▶ **What you are asked to do**
Output the passage on the history of black hole research in full, word for word.

▶ **Supplied text**
◇ ◇ ◇ ◇
Back in the 18th century, scientists like Laplace has already pointed out that highly compact objects might prevent their nearby light from escaping. Soon after Einstein published his General Theory of Relativity in the beginning of 20th century, Karl Schwarzschild found a mathematical solution of the theory to describe the spacetime structure of such object with spherical symmetry. That was the prelude to the study of black holes. Later on, Oppenheimer and others through calculation proved that supermassive stars under gravitational force could really collapse to form black holes. By the 70's, astronomers started to carry out systematic observations to look for evidence of black holes in binary system. The flush of observational evidence from the Hubble Space Telescope launched at the end of the 20th century further convinces us that black holes really exist. To the surprise of astronomers, black holes come in various sizes and origins, and are far more complicated than we can think of. For example, the sizes of black holes can vary immensely from a few to a few billions of solar masses! What is more important, the existence of these different kinds of black holes and the respective astronomical phenomena associated with them always brings far-reaching revelation to our understanding of the evolution of stars, galaxies and at last the whole Universe.
◇ ◇ ◇ ◇
(Element and region data)
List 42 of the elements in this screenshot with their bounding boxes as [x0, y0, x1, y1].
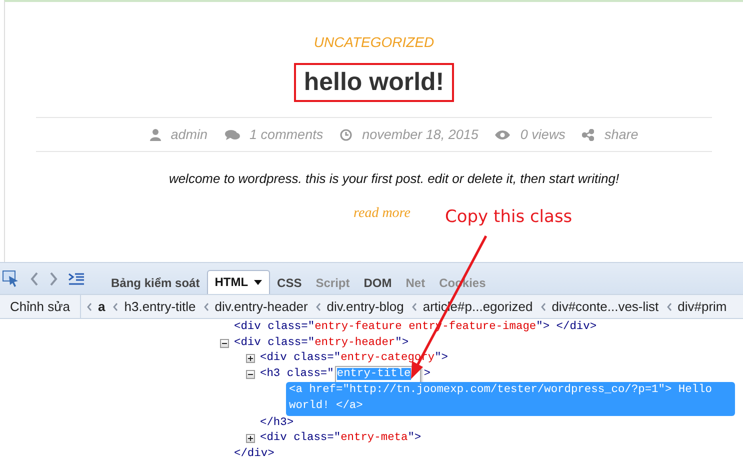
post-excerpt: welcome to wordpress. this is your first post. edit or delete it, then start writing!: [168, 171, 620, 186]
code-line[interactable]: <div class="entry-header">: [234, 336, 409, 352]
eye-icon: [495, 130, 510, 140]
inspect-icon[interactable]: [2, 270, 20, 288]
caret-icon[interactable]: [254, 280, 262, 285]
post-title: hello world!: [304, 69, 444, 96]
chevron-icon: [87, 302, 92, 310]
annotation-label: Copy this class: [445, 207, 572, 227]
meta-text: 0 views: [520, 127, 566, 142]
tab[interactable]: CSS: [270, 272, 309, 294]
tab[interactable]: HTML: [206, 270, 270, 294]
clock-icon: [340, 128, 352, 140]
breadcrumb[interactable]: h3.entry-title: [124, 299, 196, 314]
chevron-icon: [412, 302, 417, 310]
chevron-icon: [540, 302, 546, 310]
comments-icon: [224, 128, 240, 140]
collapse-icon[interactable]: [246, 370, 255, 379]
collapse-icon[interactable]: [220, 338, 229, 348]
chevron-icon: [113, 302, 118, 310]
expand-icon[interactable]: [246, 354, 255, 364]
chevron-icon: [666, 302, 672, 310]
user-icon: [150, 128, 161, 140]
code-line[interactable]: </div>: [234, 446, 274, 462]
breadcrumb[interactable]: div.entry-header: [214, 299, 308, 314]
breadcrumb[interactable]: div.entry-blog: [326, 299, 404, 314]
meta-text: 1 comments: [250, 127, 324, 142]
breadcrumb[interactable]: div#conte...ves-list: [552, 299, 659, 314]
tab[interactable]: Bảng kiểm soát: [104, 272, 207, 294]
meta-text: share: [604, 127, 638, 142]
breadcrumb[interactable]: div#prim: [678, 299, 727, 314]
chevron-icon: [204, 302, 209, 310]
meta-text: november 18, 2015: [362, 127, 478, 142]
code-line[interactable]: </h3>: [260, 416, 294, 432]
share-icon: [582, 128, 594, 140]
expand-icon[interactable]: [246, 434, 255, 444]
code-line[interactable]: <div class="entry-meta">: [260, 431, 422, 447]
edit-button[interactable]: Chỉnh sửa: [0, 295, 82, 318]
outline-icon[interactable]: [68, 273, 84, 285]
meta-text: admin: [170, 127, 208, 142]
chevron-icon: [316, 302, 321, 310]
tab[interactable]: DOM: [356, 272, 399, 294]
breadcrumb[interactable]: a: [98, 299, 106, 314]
◇ ◇ ◇ ◇
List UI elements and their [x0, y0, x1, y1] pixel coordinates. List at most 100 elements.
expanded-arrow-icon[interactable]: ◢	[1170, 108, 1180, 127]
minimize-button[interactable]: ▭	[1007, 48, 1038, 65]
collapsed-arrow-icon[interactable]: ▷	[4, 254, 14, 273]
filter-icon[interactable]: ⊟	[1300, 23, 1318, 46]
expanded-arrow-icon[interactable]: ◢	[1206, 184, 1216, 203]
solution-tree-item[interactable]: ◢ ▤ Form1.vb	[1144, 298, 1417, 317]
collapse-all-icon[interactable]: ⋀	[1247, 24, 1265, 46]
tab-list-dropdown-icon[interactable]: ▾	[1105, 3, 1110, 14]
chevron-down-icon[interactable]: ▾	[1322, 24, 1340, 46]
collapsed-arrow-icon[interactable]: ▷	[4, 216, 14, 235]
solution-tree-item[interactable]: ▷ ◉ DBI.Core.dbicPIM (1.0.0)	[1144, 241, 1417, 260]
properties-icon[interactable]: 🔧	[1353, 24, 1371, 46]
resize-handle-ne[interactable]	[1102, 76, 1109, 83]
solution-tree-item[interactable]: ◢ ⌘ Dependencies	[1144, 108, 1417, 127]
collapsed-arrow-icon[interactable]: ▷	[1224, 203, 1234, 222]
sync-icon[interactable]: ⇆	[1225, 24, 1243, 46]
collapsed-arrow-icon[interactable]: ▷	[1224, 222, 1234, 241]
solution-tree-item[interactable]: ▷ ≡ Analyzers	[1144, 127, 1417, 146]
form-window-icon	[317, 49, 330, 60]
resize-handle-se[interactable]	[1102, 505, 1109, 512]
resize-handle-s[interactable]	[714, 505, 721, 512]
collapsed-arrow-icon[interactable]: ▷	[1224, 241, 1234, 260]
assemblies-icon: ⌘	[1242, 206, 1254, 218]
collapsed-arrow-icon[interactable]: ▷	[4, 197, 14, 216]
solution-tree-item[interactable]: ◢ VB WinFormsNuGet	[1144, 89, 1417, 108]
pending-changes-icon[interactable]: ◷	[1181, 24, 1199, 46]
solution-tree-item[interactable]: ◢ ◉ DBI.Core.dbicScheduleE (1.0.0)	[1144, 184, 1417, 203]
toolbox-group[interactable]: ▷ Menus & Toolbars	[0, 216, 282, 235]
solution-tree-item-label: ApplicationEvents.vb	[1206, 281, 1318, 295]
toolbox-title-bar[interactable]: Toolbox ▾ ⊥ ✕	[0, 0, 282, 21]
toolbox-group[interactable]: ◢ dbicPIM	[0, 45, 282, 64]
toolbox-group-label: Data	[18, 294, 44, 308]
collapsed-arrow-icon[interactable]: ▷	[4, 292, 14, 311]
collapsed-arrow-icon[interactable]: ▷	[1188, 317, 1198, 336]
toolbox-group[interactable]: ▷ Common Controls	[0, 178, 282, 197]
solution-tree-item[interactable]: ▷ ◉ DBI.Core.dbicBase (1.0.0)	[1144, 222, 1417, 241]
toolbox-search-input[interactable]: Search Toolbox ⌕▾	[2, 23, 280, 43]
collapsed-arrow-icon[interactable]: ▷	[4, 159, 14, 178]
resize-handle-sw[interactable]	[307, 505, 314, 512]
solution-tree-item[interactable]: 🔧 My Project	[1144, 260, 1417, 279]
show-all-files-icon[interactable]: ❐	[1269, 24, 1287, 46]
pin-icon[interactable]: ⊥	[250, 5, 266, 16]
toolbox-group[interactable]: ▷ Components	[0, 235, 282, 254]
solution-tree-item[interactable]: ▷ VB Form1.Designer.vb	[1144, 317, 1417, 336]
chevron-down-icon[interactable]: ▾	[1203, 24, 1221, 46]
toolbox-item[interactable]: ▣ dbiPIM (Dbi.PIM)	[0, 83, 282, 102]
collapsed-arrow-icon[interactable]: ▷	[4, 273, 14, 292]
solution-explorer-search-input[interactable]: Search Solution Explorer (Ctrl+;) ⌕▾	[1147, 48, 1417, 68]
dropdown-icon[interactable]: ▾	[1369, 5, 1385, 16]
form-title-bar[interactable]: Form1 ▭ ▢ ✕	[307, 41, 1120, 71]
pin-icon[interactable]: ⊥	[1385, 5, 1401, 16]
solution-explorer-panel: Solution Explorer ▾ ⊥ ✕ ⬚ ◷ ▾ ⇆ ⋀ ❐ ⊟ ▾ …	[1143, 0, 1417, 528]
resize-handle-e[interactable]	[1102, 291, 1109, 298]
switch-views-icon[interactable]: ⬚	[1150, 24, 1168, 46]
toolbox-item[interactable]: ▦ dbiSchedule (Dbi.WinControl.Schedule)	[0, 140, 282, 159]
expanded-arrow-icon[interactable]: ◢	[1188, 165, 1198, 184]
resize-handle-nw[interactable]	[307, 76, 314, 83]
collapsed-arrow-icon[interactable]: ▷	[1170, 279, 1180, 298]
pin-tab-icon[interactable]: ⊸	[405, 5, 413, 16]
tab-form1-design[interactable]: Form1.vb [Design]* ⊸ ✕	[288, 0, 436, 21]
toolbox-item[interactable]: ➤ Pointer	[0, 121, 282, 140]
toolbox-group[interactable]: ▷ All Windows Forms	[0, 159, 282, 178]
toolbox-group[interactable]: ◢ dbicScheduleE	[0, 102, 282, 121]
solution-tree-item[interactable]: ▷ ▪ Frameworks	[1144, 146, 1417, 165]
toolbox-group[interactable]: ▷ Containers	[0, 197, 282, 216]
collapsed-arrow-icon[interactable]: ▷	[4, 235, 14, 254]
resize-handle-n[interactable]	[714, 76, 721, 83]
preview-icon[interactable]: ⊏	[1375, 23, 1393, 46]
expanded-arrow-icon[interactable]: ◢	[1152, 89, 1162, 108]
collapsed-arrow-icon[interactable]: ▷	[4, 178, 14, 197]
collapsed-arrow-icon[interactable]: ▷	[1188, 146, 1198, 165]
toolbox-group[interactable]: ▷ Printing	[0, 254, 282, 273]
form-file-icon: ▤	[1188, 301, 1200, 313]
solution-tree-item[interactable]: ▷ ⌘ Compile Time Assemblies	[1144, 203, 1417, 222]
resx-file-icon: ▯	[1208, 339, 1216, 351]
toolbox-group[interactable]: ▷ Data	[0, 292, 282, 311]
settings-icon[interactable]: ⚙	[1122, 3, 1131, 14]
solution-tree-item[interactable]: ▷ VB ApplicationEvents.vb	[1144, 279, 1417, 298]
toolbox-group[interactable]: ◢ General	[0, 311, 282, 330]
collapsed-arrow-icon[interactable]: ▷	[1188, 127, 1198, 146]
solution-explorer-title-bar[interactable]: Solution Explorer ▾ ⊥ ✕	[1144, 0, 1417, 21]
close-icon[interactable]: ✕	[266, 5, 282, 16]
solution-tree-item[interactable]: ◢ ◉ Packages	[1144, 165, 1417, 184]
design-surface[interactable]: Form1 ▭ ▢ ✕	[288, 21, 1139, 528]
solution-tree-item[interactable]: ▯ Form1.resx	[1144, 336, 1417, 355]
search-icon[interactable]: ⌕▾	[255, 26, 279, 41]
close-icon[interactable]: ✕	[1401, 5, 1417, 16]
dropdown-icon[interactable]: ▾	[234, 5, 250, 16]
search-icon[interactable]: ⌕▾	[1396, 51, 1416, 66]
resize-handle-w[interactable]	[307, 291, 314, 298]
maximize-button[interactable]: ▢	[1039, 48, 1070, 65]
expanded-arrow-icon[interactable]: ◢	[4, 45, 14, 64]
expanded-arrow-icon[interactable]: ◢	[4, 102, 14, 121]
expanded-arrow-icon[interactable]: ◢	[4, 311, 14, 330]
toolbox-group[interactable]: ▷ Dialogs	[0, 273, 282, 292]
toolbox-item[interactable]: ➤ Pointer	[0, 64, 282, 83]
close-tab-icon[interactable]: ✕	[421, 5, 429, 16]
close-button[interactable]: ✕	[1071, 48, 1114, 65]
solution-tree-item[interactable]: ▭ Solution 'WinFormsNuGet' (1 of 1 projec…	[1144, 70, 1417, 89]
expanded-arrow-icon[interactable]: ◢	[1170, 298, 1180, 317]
◇ ◇ ◇ ◇
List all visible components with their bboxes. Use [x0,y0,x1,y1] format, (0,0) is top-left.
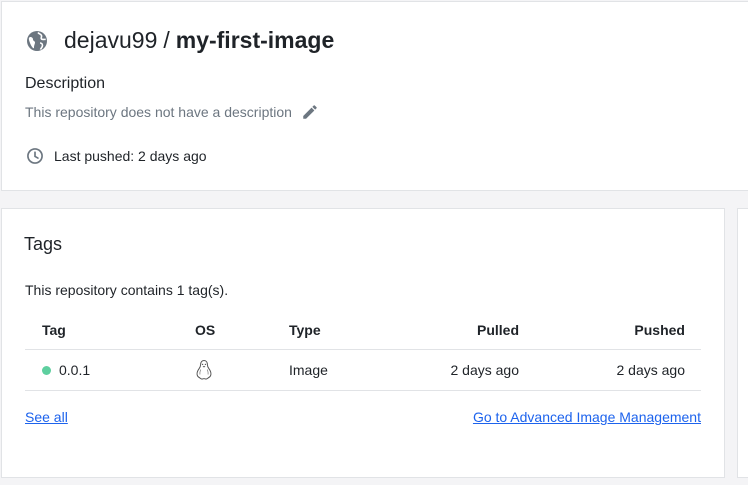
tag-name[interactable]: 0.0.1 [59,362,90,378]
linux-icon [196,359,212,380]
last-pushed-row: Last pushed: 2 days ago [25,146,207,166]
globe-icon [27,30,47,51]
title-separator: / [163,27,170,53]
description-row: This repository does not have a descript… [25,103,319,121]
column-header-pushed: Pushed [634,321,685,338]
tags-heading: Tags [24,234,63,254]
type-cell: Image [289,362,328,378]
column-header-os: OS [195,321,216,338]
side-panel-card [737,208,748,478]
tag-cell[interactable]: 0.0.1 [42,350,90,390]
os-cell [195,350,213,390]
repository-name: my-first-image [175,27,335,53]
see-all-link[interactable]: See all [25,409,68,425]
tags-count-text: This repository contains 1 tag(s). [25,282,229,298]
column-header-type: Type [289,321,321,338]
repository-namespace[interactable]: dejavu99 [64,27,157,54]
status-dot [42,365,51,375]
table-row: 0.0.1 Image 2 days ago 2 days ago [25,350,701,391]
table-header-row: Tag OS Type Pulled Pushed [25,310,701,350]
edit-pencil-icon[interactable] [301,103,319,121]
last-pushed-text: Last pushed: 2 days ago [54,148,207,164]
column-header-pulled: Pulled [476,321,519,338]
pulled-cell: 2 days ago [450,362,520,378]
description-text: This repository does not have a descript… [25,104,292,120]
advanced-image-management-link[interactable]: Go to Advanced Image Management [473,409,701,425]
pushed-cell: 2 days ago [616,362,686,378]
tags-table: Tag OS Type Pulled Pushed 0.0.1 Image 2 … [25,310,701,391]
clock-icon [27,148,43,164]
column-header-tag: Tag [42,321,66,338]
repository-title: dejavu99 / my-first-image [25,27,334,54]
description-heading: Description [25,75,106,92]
◇ ◇ ◇ ◇
▶ **Answer to this task**
Back in the 18th century, scientists like Laplace has already pointed out that highly compact objects might prevent their nearby light from escaping. Soon after Einstein published his General Theory of Relativity in the beginning of 20th century, Karl Schwarzschild found a mathematical solution of the theory to describe the spacetime structure of such object with spherical symmetry. That was the prelude to the study of black holes. Later on, Oppenheimer and others through calculation proved that supermassive stars under gravitational force could really collapse to form black holes. By the 70's, astronomers started to carry out systematic observations to look for evidence of black holes in binary system. The flush of observational evidence from the Hubble Space Telescope launched at the end of the 20th century further convinces us that black holes really exist. To the surprise of astronomers, black holes come in various sizes and origins, and are far more complicated than we can think of. For example, the sizes of black holes can vary immensely from a few to a few billions of solar masses! What is more important, the existence of these different kinds of black holes and the respective astronomical phenomena associated with them always brings far-reaching revelation to our understanding of the evolution of stars, galaxies and at last the whole Universe.